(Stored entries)
== == ==

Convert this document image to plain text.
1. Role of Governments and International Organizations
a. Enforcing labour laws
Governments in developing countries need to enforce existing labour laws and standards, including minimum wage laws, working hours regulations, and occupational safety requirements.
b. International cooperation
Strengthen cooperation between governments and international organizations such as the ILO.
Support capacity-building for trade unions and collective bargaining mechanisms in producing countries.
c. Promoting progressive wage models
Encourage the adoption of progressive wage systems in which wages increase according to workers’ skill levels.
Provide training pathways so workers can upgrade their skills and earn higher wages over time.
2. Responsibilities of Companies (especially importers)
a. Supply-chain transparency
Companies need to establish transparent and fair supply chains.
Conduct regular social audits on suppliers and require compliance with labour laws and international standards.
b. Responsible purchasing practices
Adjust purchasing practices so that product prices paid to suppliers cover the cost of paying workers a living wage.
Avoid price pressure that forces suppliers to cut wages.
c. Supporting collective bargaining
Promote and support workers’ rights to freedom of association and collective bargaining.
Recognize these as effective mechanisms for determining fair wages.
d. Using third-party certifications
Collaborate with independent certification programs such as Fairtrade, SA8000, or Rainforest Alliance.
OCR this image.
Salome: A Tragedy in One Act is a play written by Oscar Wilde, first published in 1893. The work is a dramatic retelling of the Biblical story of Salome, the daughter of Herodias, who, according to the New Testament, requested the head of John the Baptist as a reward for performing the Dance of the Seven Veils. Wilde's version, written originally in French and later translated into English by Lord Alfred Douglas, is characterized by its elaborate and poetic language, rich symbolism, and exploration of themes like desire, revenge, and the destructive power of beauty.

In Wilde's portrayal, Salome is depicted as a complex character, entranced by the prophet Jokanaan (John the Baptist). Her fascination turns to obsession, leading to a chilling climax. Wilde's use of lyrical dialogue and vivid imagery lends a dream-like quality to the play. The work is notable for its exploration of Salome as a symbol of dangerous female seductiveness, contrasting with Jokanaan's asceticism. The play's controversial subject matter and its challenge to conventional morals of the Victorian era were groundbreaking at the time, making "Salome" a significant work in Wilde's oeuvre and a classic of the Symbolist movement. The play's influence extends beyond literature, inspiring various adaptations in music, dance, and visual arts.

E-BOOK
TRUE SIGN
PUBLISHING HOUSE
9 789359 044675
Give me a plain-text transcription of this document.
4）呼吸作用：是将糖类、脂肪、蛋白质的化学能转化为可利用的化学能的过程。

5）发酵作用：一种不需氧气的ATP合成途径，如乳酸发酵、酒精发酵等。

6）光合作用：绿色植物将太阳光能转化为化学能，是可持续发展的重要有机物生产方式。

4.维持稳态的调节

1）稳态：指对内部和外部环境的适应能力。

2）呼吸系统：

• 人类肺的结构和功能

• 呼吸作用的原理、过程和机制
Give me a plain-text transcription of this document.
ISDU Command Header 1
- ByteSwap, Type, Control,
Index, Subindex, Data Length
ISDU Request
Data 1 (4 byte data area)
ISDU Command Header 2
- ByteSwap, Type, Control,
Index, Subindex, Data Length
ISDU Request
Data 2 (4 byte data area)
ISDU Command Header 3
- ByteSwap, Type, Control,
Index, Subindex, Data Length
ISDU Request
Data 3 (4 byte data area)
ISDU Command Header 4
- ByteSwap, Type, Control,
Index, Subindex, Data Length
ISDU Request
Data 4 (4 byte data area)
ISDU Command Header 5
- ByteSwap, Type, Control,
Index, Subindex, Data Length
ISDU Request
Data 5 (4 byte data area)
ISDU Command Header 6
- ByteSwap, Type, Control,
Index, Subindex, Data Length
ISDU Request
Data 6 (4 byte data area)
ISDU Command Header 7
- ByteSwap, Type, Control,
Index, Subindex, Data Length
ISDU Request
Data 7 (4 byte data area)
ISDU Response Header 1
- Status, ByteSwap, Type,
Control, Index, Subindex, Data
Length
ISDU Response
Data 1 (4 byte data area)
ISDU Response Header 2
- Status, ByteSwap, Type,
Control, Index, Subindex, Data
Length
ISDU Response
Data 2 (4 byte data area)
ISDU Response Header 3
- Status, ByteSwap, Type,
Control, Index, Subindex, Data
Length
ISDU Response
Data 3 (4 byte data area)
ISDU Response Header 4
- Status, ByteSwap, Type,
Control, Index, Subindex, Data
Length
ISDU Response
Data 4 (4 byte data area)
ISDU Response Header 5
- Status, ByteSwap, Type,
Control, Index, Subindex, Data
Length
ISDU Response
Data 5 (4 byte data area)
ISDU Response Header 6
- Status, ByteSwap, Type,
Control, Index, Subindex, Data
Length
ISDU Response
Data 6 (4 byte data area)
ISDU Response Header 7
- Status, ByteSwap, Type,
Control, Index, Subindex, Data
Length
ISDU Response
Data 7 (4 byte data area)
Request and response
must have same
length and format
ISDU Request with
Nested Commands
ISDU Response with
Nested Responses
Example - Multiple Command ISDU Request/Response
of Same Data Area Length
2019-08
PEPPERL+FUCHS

== == ==

Task goal: Quote the data in full, keeping each word unchanged.

Response to the task:
Convert this document image to plain text.
1. Role of Governments and International Organizations
a. Enforcing labour laws
Governments in developing countries need to enforce existing labour laws and standards, including minimum wage laws, working hours regulations, and occupational safety requirements.
b. International cooperation
Strengthen cooperation between governments and international organizations such as the ILO.
Support capacity-building for trade unions and collective bargaining mechanisms in producing countries.
c. Promoting progressive wage models
Encourage the adoption of progressive wage systems in which wages increase according to workers’ skill levels.
Provide training pathways so workers can upgrade their skills and earn higher wages over time.
2. Responsibilities of Companies (especially importers)
a. Supply-chain transparency
Companies need to establish transparent and fair supply chains.
Conduct regular social audits on suppliers and require compliance with labour laws and international standards.
b. Responsible purchasing practices
Adjust purchasing practices so that product prices paid to suppliers cover the cost of paying workers a living wage.
Avoid price pressure that forces suppliers to cut wages.
c. Supporting collective bargaining
Promote and support workers’ rights to freedom of association and collective bargaining.
Recognize these as effective mechanisms for determining fair wages.
d. Using third-party certifications
Collaborate with independent certification programs such as Fairtrade, SA8000, or Rainforest Alliance.
OCR this image.
Salome: A Tragedy in One Act is a play written by Oscar Wilde, first published in 1893. The work is a dramatic retelling of the Biblical story of Salome, the daughter of Herodias, who, according to the New Testament, requested the head of John the Baptist as a reward for performing the Dance of the Seven Veils. Wilde's version, written originally in French and later translated into English by Lord Alfred Douglas, is characterized by its elaborate and poetic language, rich symbolism, and exploration of themes like desire, revenge, and the destructive power of beauty.

In Wilde's portrayal, Salome is depicted as a complex character, entranced by the prophet Jokanaan (John the Baptist). Her fascination turns to obsession, leading to a chilling climax. Wilde's use of lyrical dialogue and vivid imagery lends a dream-like quality to the play. The work is notable for its exploration of Salome as a symbol of dangerous female seductiveness, contrasting with Jokanaan's asceticism. The play's controversial subject matter and its challenge to conventional morals of the Victorian era were groundbreaking at the time, making "Salome" a significant work in Wilde's oeuvre and a classic of the Symbolist movement. The play's influence extends beyond literature, inspiring various adaptations in music, dance, and visual arts.

E-BOOK
TRUE SIGN
PUBLISHING HOUSE
9 789359 044675
Give me a plain-text transcription of this document.
4）呼吸作用：是将糖类、脂肪、蛋白质的化学能转化为可利用的化学能的过程。

5）发酵作用：一种不需氧气的ATP合成途径，如乳酸发酵、酒精发酵等。

6）光合作用：绿色植物将太阳光能转化为化学能，是可持续发展的重要有机物生产方式。

4.维持稳态的调节

1）稳态：指对内部和外部环境的适应能力。

2）呼吸系统：

• 人类肺的结构和功能

• 呼吸作用的原理、过程和机制
Give me a plain-text transcription of this document.
ISDU Command Header 1
- ByteSwap, Type, Control,
Index, Subindex, Data Length
ISDU Request
Data 1 (4 byte data area)
ISDU Command Header 2
- ByteSwap, Type, Control,
Index, Subindex, Data Length
ISDU Request
Data 2 (4 byte data area)
ISDU Command Header 3
- ByteSwap, Type, Control,
Index, Subindex, Data Length
ISDU Request
Data 3 (4 byte data area)
ISDU Command Header 4
- ByteSwap, Type, Control,
Index, Subindex, Data Length
ISDU Request
Data 4 (4 byte data area)
ISDU Command Header 5
- ByteSwap, Type, Control,
Index, Subindex, Data Length
ISDU Request
Data 5 (4 byte data area)
ISDU Command Header 6
- ByteSwap, Type, Control,
Index, Subindex, Data Length
ISDU Request
Data 6 (4 byte data area)
ISDU Command Header 7
- ByteSwap, Type, Control,
Index, Subindex, Data Length
ISDU Request
Data 7 (4 byte data area)
ISDU Response Header 1
- Status, ByteSwap, Type,
Control, Index, Subindex, Data
Length
ISDU Response
Data 1 (4 byte data area)
ISDU Response Header 2
- Status, ByteSwap, Type,
Control, Index, Subindex, Data
Length
ISDU Response
Data 2 (4 byte data area)
ISDU Response Header 3
- Status, ByteSwap, Type,
Control, Index, Subindex, Data
Length
ISDU Response
Data 3 (4 byte data area)
ISDU Response Header 4
- Status, ByteSwap, Type,
Control, Index, Subindex, Data
Length
ISDU Response
Data 4 (4 byte data area)
ISDU Response Header 5
- Status, ByteSwap, Type,
Control, Index, Subindex, Data
Length
ISDU Response
Data 5 (4 byte data area)
ISDU Response Header 6
- Status, ByteSwap, Type,
Control, Index, Subindex, Data
Length
ISDU Response
Data 6 (4 byte data area)
ISDU Response Header 7
- Status, ByteSwap, Type,
Control, Index, Subindex, Data
Length
ISDU Response
Data 7 (4 byte data area)
Request and response
must have same
length and format
ISDU Request with
Nested Commands
ISDU Response with
Nested Responses
Example - Multiple Command ISDU Request/Response
of Same Data Area Length
2019-08
PEPPERL+FUCHS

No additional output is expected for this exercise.